Exercise prompt —
Every record here should be printed again exactly.

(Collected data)
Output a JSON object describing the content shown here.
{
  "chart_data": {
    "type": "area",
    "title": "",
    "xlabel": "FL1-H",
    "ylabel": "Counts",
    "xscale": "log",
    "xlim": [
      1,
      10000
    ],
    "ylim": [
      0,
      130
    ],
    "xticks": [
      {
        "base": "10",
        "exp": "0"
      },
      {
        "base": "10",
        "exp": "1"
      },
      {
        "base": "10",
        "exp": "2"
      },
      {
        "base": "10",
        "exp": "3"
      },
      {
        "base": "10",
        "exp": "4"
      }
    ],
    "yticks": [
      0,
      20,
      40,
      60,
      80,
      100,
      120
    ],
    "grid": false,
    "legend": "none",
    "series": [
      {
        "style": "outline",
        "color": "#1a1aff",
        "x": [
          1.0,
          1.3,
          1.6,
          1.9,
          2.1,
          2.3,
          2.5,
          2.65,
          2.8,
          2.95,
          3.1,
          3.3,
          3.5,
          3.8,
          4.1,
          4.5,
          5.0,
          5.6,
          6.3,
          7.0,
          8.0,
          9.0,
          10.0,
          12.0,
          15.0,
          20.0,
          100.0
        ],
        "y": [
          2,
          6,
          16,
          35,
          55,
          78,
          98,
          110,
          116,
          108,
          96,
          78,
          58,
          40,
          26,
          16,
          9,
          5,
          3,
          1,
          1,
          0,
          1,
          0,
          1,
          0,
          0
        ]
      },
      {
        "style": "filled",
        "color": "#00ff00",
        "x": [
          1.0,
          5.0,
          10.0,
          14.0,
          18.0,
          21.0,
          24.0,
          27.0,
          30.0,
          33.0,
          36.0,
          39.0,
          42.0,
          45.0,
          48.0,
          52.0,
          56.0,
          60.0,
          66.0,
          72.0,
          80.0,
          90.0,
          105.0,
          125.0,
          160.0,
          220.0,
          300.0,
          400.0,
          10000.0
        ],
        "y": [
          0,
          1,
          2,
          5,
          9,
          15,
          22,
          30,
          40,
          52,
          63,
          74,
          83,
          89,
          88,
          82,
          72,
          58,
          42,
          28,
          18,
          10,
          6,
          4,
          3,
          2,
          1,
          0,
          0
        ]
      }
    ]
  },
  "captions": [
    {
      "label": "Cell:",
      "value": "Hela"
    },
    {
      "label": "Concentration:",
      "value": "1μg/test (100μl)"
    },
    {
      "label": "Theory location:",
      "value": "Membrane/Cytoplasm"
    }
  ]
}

Reply —
Output a JSON object describing the content shown here.
{
  "chart_data": {
    "type": "area",
    "title": "",
    "xlabel": "FL1-H",
    "ylabel": "Counts",
    "xscale": "log",
    "xlim": [
      1,
      10000
    ],
    "ylim": [
      0,
      130
    ],
    "xticks": [
      {
        "base": "10",
        "exp": "0"
      },
      {
        "base": "10",
        "exp": "1"
      },
      {
        "base": "10",
        "exp": "2"
      },
      {
        "base": "10",
        "exp": "3"
      },
      {
        "base": "10",
        "exp": "4"
      }
    ],
    "yticks": [
      0,
      20,
      40,
      60,
      80,
      100,
      120
    ],
    "grid": false,
    "legend": "none",
    "series": [
      {
        "style": "outline",
        "color": "#1a1aff",
        "x": [
          1.0,
          1.3,
          1.6,
          1.9,
          2.1,
          2.3,
          2.5,
          2.65,
          2.8,
          2.95,
          3.1,
          3.3,
          3.5,
          3.8,
          4.1,
          4.5,
          5.0,
          5.6,
          6.3,
          7.0,
          8.0,
          9.0,
          10.0,
          12.0,
          15.0,
          20.0,
          100.0
        ],
        "y": [
          2,
          6,
          16,
          35,
          55,
          78,
          98,
          110,
          116,
          108,
          96,
          78,
          58,
          40,
          26,
          16,
          9,
          5,
          3,
          1,
          1,
          0,
          1,
          0,
          1,
          0,
          0
        ]
      },
      {
        "style": "filled",
        "color": "#00ff00",
        "x": [
          1.0,
          5.0,
          10.0,
          14.0,
          18.0,
          21.0,
          24.0,
          27.0,
          30.0,
          33.0,
          36.0,
          39.0,
          42.0,
          45.0,
          48.0,
          52.0,
          56.0,
          60.0,
          66.0,
          72.0,
          80.0,
          90.0,
          105.0,
          125.0,
          160.0,
          220.0,
          300.0,
          400.0,
          10000.0
        ],
        "y": [
          0,
          1,
          2,
          5,
          9,
          15,
          22,
          30,
          40,
          52,
          63,
          74,
          83,
          89,
          88,
          82,
          72,
          58,
          42,
          28,
          18,
          10,
          6,
          4,
          3,
          2,
          1,
          0,
          0
        ]
      }
    ]
  },
  "captions": [
    {
      "label": "Cell:",
      "value": "Hela"
    },
    {
      "label": "Concentration:",
      "value": "1μg/test (100μl)"
    },
    {
      "label": "Theory location:",
      "value": "Membrane/Cytoplasm"
    }
  ]
}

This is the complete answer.